YOUR OBJECTIVE: Pick out all lines of the entries that include the word "договорной" and copy them.

(Stored records)
* * * * *
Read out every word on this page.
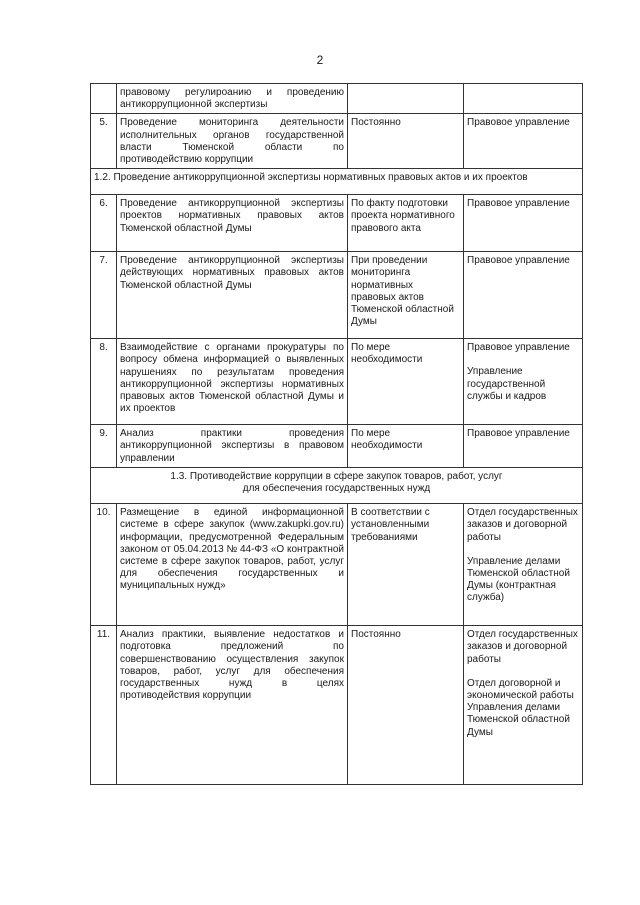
2

	правовому регулироанию и проведению антикоррупционной экспертизы		

5.	Проведение мониторинга деятельности исполнительных органов государственной власти Тюменской области по противодействию коррупции	Постоянно	Правовое управление

1.2. Проведение антикоррупционной экспертизы нормативных правовых актов и их проектов			

6.	Проведение антикоррупционной экспертизы проектов нормативных правовых актов Тюменской областной Думы	По факту подготовки проекта нормативного правового акта	Правовое управление

7.	Проведение антикоррупционной экспертизы действующих нормативных правовых актов Тюменской областной Думы	При проведении мониторинга нормативных правовых актов Тюменской областной Думы	Правовое управление

8.	Взаимодействие с органами прокуратуры по вопросу обмена информацией о выявленных нарушениях по результатам проведения антикоррупционной экспертизы нормативных правовых актов Тюменской областной Думы и их проектов	По мере необходимости	Правовое управление
Управление государственной службы и кадров

9.	Анализ практики проведения антикоррупционной экспертизы в правовом управлении	По мере необходимости	Правовое управление

1.3. Противодействие коррупции в сфере закупок товаров, работ, услуг
для обеспечения государственных нужд			

10.	Размещение в единой информационной системе в сфере закупок (www.zakupki.gov.ru) информации, предусмотренной Федеральным законом от 05.04.2013 № 44-ФЗ «О контрактной системе в сфере закупок товаров, работ, услуг для обеспечения государственных и муниципальных нужд»	В соответствии с установленными требованиями	Отдел государственных заказов и договорной работы
Управление делами Тюменской областной Думы (контрактная служба)

11.	Анализ практики, выявление недостатков и подготовка предложений по совершенствованию осуществления закупок товаров, работ, услуг для обеспечения государственных нужд в целях противодействия коррупции	Постоянно	Отдел государственных заказов и договорной работы
Отдел договорной и экономической работы Управления делами Тюменской областной Думы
* * * * *
FINISHED TASK:
10.	Размещение в единой информационной системе в сфере закупок (www.zakupki.gov.ru) информации, предусмотренной Федеральным законом от 05.04.2013 № 44-ФЗ «О контрактной системе в сфере закупок товаров, работ, услуг для обеспечения государственных и муниципальных нужд»	В соответствии с установленными требованиями	Отдел государственных заказов и договорной работы
11.	Анализ практики, выявление недостатков и подготовка предложений по совершенствованию осуществления закупок товаров, работ, услуг для обеспечения государственных нужд в целях противодействия коррупции	Постоянно	Отдел государственных заказов и договорной работы
Отдел договорной и экономической работы Управления делами Тюменской областной Думы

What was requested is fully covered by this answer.